Data listing:
═══

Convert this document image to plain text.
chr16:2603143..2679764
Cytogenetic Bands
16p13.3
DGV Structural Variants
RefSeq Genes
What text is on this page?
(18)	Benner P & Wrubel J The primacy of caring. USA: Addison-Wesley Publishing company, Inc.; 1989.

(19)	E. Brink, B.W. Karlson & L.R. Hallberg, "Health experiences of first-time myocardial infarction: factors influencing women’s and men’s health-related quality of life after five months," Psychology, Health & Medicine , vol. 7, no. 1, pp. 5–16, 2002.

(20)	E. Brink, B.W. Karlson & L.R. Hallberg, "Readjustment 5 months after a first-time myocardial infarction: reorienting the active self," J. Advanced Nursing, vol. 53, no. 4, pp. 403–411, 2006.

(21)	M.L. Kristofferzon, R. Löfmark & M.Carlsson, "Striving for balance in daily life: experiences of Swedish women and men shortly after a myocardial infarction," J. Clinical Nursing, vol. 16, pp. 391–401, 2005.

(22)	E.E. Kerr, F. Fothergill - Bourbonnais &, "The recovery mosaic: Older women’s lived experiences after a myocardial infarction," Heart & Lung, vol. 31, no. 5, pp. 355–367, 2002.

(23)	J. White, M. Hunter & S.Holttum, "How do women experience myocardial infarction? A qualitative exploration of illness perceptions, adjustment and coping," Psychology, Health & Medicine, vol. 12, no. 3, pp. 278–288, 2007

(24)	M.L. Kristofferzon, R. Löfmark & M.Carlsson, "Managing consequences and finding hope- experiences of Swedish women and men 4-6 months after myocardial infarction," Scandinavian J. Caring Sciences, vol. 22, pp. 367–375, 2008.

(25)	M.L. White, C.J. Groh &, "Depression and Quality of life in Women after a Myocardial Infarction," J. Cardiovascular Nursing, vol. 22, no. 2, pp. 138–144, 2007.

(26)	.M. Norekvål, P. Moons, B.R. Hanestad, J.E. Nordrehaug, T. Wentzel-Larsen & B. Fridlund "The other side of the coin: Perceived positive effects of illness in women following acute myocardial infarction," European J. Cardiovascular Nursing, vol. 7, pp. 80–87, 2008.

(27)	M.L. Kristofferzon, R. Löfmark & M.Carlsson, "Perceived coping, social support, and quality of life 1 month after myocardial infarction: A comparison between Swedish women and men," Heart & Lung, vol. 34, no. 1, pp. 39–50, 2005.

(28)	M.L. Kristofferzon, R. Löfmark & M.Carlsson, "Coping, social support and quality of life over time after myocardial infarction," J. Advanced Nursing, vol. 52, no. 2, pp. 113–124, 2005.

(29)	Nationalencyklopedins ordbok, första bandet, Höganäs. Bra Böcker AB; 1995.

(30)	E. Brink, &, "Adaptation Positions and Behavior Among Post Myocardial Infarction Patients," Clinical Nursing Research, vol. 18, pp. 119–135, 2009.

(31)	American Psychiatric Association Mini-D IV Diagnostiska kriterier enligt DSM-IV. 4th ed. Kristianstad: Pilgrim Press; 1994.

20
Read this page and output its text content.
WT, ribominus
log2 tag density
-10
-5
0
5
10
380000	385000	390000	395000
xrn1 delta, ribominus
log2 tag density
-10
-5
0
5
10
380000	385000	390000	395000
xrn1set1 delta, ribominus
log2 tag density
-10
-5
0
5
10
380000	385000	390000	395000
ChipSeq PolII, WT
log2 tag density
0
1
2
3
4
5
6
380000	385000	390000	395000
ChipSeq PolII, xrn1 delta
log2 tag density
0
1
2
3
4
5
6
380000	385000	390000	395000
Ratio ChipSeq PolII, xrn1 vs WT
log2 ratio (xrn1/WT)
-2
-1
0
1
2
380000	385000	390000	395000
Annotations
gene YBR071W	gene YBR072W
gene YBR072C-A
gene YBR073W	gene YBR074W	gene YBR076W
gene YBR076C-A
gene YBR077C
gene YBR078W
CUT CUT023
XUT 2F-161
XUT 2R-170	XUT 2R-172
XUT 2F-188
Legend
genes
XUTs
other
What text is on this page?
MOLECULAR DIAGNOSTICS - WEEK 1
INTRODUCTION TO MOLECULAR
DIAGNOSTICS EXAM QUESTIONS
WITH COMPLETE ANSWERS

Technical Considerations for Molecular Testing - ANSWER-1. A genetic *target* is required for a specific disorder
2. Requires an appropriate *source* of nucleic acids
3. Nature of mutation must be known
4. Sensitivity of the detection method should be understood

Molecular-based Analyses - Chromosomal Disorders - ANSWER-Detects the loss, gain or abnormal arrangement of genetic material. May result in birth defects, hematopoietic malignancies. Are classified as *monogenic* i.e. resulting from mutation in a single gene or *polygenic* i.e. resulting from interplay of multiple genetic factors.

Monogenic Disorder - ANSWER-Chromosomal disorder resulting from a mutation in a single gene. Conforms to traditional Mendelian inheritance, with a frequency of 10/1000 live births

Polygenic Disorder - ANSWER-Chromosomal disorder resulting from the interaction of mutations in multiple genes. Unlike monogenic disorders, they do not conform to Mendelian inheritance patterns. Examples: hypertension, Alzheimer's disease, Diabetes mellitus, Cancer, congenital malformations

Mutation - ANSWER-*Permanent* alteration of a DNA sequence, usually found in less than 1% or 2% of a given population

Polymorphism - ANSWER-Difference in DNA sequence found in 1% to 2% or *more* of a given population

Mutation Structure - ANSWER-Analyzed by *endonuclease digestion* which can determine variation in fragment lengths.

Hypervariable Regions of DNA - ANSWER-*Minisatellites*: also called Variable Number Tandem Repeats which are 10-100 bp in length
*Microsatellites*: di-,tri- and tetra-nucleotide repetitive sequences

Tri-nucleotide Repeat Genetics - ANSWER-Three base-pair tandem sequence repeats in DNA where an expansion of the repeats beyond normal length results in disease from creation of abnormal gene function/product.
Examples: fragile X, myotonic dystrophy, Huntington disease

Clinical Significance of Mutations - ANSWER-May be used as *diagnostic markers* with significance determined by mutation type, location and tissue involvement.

═══

Work instruction: Across the entries above, find each line with the word "Cardiovascular" and please copy it out.

Answer to this problem:
(25)	M.L. White, C.J. Groh &, "Depression and Quality of life in Women after a Myocardial Infarction," J. Cardiovascular Nursing, vol. 22, no. 2, pp. 138–144, 2007.
(26)	.M. Norekvål, P. Moons, B.R. Hanestad, J.E. Nordrehaug, T. Wentzel-Larsen & B. Fridlund "The other side of the coin: Perceived positive effects of illness in women following acute myocardial infarction," European J. Cardiovascular Nursing, vol. 7, pp. 80–87, 2008.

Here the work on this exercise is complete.